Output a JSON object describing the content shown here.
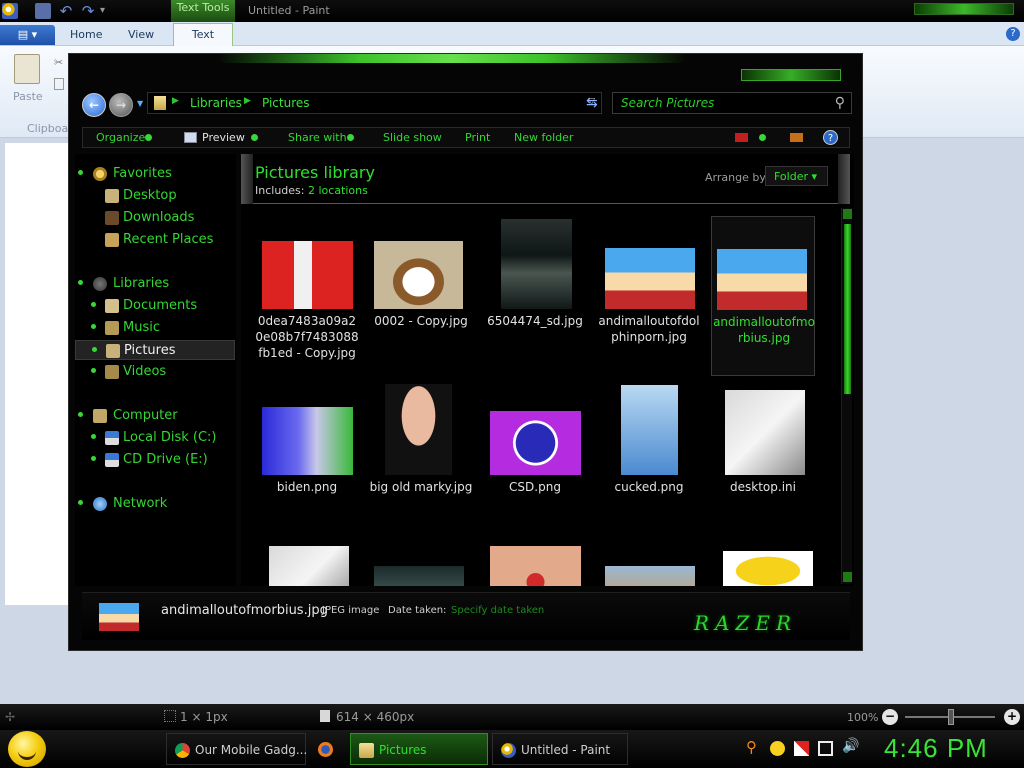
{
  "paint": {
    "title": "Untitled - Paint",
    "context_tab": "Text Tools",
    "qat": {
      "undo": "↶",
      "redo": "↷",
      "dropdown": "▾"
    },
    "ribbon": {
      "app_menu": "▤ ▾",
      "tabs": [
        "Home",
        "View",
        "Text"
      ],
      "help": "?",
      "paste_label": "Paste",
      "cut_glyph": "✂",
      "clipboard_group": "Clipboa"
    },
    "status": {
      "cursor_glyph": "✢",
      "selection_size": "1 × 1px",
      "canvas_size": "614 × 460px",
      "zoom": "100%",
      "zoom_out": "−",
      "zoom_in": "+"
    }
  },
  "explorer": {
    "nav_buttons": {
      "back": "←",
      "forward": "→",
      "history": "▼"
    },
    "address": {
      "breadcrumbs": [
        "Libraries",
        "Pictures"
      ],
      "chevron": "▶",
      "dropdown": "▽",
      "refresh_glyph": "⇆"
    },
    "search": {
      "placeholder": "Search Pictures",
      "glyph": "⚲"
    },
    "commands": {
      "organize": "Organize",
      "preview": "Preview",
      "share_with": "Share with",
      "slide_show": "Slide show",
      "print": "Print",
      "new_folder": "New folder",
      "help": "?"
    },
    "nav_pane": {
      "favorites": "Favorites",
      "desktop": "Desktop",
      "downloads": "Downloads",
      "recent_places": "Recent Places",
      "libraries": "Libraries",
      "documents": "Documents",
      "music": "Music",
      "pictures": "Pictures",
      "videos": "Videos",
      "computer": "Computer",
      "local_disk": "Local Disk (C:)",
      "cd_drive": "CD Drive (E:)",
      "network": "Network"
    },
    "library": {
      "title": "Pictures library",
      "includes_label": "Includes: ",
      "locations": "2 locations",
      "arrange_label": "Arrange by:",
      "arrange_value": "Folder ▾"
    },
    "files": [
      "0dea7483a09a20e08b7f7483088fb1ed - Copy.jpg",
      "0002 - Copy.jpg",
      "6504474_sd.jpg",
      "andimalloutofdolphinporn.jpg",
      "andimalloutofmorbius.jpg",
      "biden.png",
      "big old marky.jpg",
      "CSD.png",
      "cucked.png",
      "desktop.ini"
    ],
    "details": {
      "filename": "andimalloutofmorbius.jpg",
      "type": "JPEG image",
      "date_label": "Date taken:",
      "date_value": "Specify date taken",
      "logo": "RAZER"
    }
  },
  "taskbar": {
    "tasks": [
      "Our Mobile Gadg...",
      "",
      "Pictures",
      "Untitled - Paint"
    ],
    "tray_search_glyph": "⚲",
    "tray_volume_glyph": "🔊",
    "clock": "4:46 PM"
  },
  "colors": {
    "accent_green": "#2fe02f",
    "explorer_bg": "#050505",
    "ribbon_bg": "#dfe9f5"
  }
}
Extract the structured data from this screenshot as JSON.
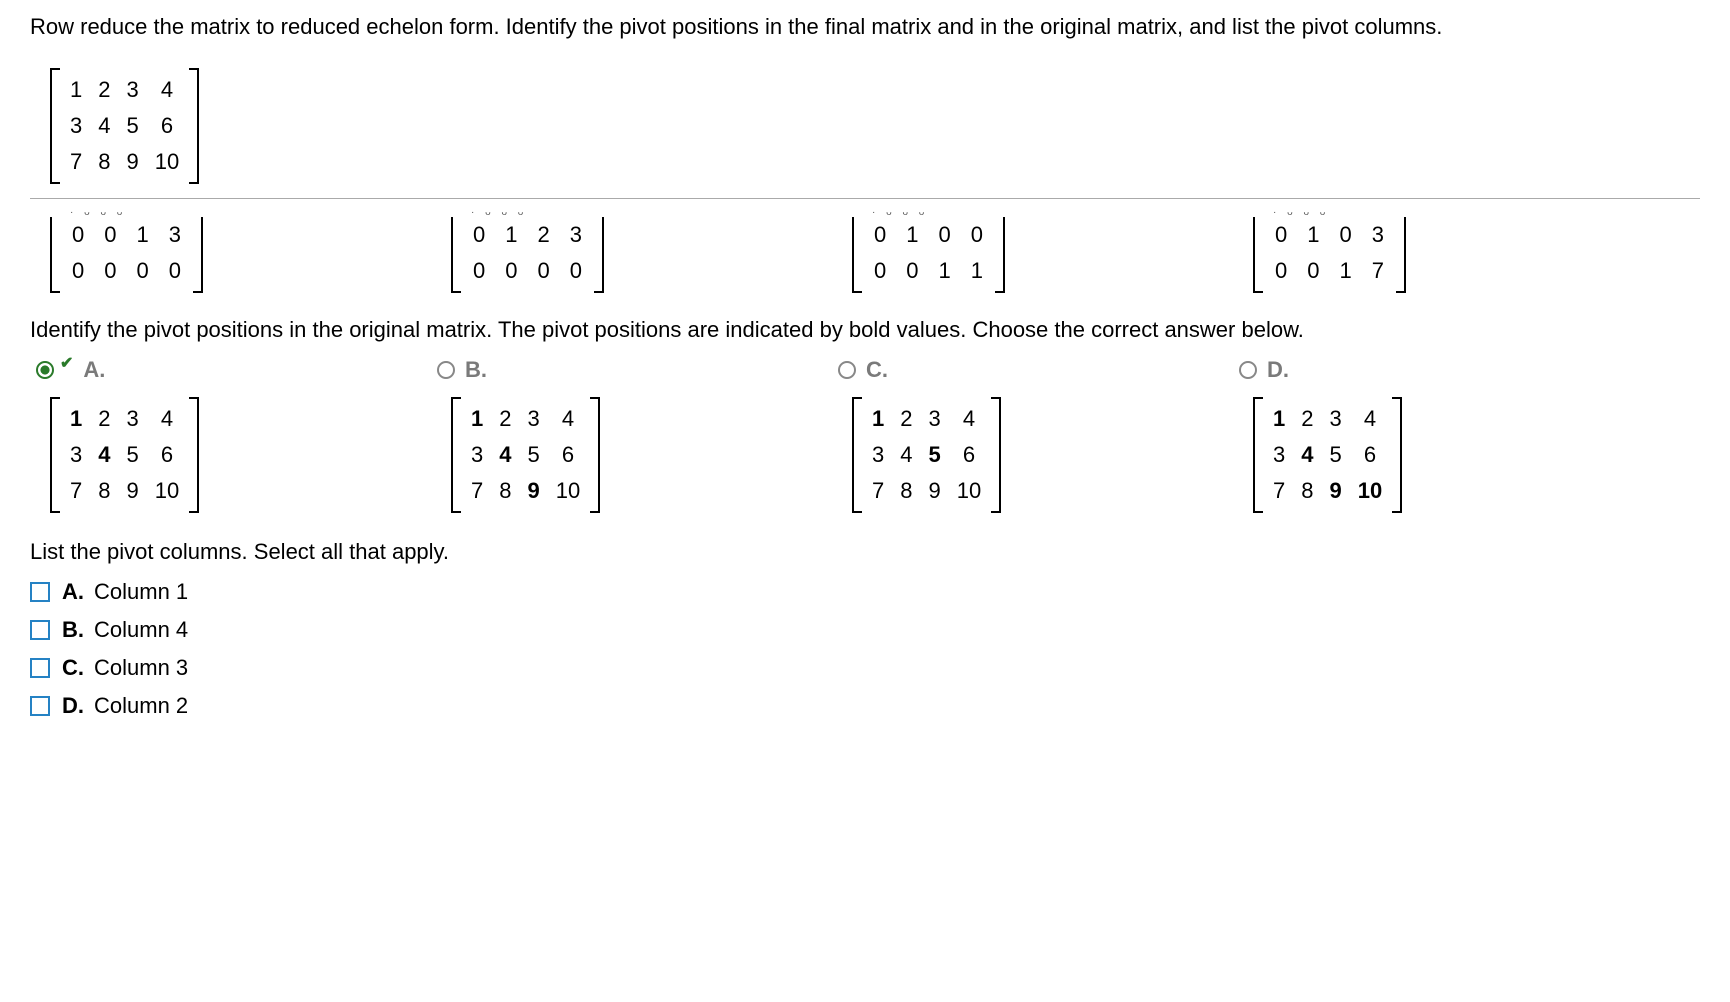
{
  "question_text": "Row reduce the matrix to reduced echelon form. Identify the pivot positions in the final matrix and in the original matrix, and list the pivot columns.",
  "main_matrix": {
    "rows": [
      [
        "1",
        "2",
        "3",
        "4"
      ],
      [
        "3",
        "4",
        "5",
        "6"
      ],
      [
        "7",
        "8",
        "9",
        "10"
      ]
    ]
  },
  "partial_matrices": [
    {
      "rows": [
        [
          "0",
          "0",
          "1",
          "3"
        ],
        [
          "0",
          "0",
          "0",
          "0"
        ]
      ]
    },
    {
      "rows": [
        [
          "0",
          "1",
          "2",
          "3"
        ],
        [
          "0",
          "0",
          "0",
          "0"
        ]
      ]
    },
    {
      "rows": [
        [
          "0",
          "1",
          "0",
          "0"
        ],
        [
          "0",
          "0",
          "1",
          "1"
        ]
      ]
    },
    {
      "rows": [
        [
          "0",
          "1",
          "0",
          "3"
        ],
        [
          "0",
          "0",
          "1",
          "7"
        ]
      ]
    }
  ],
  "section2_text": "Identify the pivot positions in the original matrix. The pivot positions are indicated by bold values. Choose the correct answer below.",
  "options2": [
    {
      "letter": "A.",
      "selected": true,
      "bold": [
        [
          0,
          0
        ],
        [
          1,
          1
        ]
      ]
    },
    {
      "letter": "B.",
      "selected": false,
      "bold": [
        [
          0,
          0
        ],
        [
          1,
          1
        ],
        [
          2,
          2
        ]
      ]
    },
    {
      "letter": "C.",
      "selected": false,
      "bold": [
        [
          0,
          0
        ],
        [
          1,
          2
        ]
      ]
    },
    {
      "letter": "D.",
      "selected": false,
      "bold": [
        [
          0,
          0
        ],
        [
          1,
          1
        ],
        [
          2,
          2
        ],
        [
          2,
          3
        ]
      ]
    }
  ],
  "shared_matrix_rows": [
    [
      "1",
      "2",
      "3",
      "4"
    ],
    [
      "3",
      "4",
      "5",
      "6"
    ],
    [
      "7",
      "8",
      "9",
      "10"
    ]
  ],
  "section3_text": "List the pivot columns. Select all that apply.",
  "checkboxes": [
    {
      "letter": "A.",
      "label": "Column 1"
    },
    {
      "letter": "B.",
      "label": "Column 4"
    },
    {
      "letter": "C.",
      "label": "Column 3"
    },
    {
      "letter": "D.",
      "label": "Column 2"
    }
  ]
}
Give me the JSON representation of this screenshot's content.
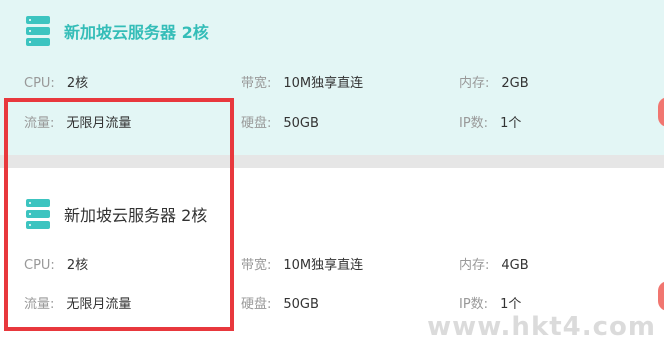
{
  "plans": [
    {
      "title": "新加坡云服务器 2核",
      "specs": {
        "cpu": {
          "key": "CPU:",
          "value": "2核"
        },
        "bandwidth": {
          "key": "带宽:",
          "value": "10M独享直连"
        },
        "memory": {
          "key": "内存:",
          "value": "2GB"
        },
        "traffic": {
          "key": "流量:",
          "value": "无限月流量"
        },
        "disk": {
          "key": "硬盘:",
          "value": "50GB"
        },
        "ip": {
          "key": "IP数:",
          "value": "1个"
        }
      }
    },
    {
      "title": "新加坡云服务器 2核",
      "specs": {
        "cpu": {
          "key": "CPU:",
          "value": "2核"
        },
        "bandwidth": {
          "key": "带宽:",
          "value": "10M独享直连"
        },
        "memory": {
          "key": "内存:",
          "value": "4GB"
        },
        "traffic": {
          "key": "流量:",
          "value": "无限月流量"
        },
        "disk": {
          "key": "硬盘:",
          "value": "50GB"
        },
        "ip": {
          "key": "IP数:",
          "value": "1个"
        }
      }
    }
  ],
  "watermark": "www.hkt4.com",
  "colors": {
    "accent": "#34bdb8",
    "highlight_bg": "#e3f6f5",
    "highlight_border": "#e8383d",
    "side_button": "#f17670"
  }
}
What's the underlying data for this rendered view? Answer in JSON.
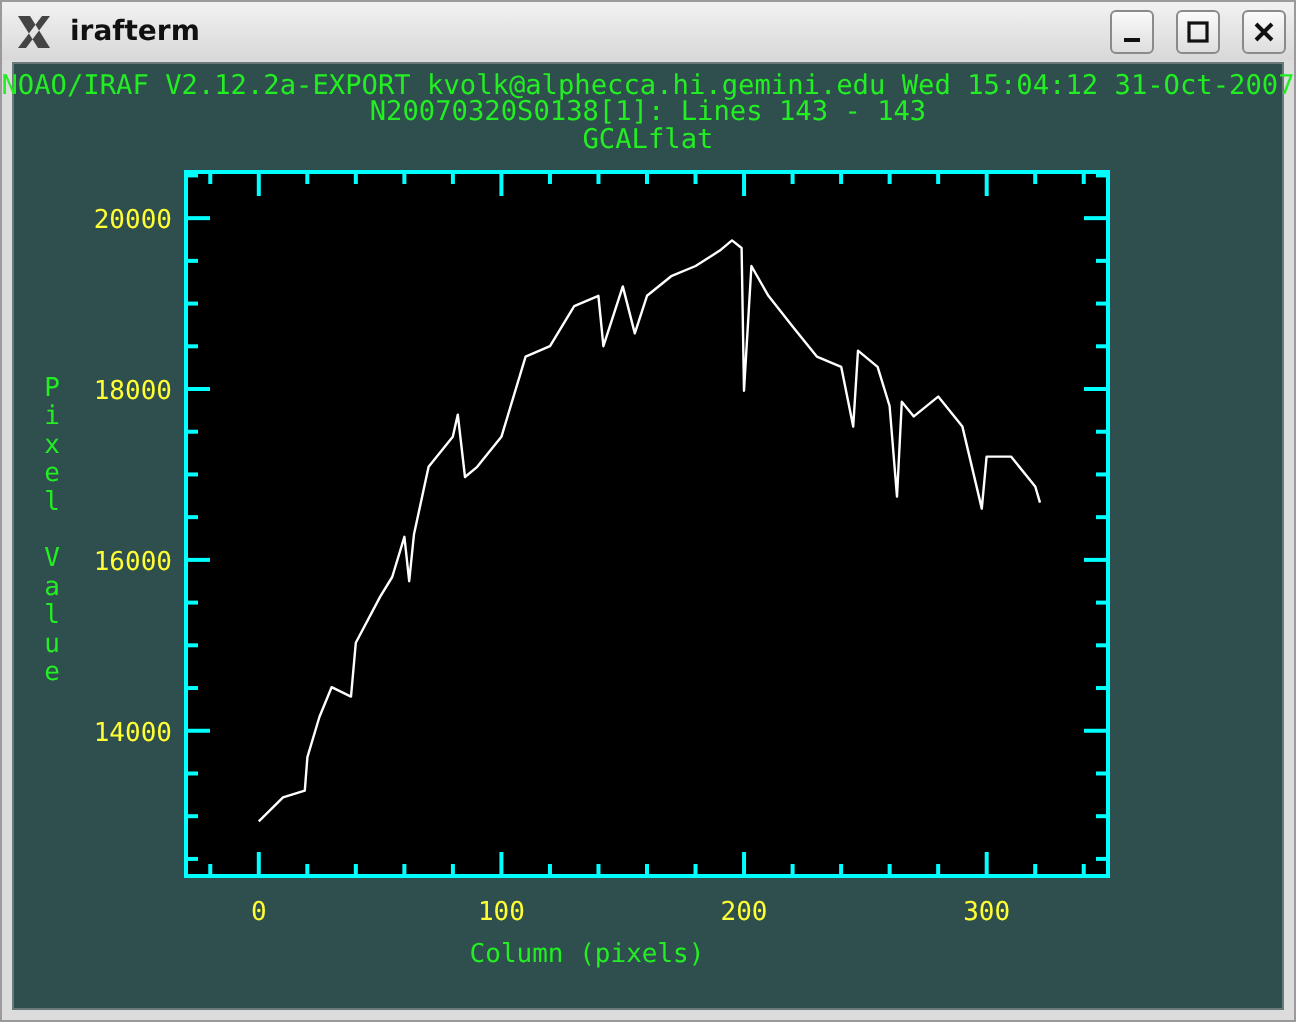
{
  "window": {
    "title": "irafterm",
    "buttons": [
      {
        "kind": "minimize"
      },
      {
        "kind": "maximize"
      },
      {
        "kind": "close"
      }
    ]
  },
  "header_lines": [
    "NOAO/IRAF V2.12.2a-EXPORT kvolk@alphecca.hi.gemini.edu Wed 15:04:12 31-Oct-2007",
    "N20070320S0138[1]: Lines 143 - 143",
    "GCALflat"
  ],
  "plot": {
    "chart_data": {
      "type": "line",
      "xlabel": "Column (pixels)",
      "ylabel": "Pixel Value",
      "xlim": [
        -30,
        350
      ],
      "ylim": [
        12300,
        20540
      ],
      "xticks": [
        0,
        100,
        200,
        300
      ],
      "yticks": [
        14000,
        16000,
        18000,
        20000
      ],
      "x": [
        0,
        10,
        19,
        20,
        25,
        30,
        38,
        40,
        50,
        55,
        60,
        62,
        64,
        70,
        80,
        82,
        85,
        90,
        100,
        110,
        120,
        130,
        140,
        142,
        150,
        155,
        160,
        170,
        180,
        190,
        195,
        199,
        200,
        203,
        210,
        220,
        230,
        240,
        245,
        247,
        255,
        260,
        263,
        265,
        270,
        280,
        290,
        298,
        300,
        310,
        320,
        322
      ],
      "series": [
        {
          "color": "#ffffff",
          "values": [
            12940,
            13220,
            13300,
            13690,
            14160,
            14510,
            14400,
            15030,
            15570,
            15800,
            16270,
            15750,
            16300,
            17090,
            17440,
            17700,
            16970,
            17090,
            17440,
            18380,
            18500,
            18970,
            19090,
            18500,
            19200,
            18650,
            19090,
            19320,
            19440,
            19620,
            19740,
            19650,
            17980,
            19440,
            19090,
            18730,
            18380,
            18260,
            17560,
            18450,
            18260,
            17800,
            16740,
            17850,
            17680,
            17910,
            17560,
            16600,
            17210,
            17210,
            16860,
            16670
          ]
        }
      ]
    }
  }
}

▶ _What is asked_:
Scan the listing above and copy all lines containing the word "columns".

▶ _The response_:
  "question_text": "Row reduce the matrix to reduced echelon form. Identify the pivot positions in the final matrix and in the original matrix, and list the pivot columns.",
  "section3_text": "List the pivot columns. Select all that apply.",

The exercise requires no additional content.